* _Passage shown_
Ethiopia Arsi Werka washed
Varietal: Heirloom Blend
Region: Werka, Arsi, Ethiopia
The Cappuccino Kid says...
"Possessing a scent and flavor more reminiscent of a clean naturally processed coffee, this coffee exhibits hints of blueberries, green apple, and brown sugar, with a clean finish of jasmine florals. It boasts a balanced acidity of lemon and lime, coupled with a smooth, creamy texture. Notably, there's a prominent blueberry flavor note enhanced with a syrupy body, all enveloped in a distinctive essence reminiscent of fresh yogurt."
Within 8 hours of harvesting, cherries are depulped to prevent natural fermentation. The mucilage-covered coffee undergoes a 36 to 48-hour fermentation in water, varying with weather conditions. Following fermentation, the coffee is cleaned manually in water canals until the mucilage is completely removed. After thorough washing, the parchment coffee is dried on raised beds under parabolic shade for 5-7 days until the moisture content reaches 11 to 12%. Once fully dry, it is stored in nearby dry storage in parchment form until ready for final preparation at the dry mill.
The Nensebo Washing Station, located in the Werka village in West Arsi, is a private washing station owned by the Yonis Family, managed by Mr. Faysel A. Yonis and his brother Eskinder. Established in 2020, it's part of their 'Premium' facilities, chosen for favorable conditions like the region's characteristics and access to clean water. The coffee is supplied by the nearly 850 smallholder family farmers surrounding the Werka village that transport the coffee to Nensebo. Like other Yonis Family owned facilities, Nensebo focuas on high-quality cherry selection for exceptional cup complexity.

* _Element box records_
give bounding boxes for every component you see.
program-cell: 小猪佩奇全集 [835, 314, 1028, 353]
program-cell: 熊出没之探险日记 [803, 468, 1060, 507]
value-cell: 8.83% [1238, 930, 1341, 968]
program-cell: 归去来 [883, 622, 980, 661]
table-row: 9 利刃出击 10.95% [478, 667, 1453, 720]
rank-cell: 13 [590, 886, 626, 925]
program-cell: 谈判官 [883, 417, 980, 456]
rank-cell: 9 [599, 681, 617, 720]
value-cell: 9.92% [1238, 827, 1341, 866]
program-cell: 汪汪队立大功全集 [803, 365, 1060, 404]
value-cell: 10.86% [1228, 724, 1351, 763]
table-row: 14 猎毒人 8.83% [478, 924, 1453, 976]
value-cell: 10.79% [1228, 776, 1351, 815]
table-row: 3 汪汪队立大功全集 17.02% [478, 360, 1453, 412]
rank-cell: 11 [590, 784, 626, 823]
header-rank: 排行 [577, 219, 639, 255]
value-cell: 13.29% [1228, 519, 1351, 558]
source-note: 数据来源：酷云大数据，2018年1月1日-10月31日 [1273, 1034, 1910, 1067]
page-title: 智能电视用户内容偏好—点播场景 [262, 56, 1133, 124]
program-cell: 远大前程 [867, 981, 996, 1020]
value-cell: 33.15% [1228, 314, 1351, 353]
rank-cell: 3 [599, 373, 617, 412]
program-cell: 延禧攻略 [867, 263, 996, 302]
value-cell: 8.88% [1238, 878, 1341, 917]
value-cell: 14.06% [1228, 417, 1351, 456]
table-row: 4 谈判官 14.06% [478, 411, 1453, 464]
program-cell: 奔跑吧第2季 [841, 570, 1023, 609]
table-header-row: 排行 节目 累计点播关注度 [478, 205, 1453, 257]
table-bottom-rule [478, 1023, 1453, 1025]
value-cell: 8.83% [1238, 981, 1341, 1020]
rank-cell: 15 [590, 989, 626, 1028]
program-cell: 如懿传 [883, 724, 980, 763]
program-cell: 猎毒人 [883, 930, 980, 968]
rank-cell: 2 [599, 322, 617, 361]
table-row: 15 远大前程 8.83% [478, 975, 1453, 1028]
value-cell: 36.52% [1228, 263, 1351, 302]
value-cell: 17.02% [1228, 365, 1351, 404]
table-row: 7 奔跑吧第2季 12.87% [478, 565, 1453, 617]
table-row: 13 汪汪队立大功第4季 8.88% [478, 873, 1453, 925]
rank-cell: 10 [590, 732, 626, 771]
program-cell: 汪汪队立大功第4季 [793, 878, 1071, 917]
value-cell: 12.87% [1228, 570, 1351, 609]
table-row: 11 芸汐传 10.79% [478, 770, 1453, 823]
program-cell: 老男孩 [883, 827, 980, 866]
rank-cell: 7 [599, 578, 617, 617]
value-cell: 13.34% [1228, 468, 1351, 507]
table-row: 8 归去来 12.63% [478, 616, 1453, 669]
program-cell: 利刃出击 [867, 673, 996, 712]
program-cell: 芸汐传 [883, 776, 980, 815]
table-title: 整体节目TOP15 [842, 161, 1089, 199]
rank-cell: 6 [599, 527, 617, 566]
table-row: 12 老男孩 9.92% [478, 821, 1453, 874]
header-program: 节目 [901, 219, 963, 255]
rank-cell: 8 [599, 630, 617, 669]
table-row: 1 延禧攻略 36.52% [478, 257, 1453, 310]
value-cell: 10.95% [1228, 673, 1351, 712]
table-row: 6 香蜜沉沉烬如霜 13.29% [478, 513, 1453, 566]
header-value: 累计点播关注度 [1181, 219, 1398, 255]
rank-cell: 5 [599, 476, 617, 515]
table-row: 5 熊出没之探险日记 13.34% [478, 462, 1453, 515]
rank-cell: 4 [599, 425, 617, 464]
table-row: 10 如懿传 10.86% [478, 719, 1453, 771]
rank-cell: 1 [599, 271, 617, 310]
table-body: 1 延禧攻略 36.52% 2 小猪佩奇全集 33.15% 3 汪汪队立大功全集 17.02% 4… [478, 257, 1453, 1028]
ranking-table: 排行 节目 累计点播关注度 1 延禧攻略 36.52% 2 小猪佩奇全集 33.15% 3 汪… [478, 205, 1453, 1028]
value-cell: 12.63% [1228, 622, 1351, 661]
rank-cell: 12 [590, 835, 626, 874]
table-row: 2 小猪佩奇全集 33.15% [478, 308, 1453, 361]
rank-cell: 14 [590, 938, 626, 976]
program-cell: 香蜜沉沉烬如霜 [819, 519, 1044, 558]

* _Problem details_
According to the Ethiopia Arsi Werka coffee description, for how many days is the parchment coffee dried on raised beds?

* _Task response_
5-7 days, until the moisture content reaches 11 to 12%.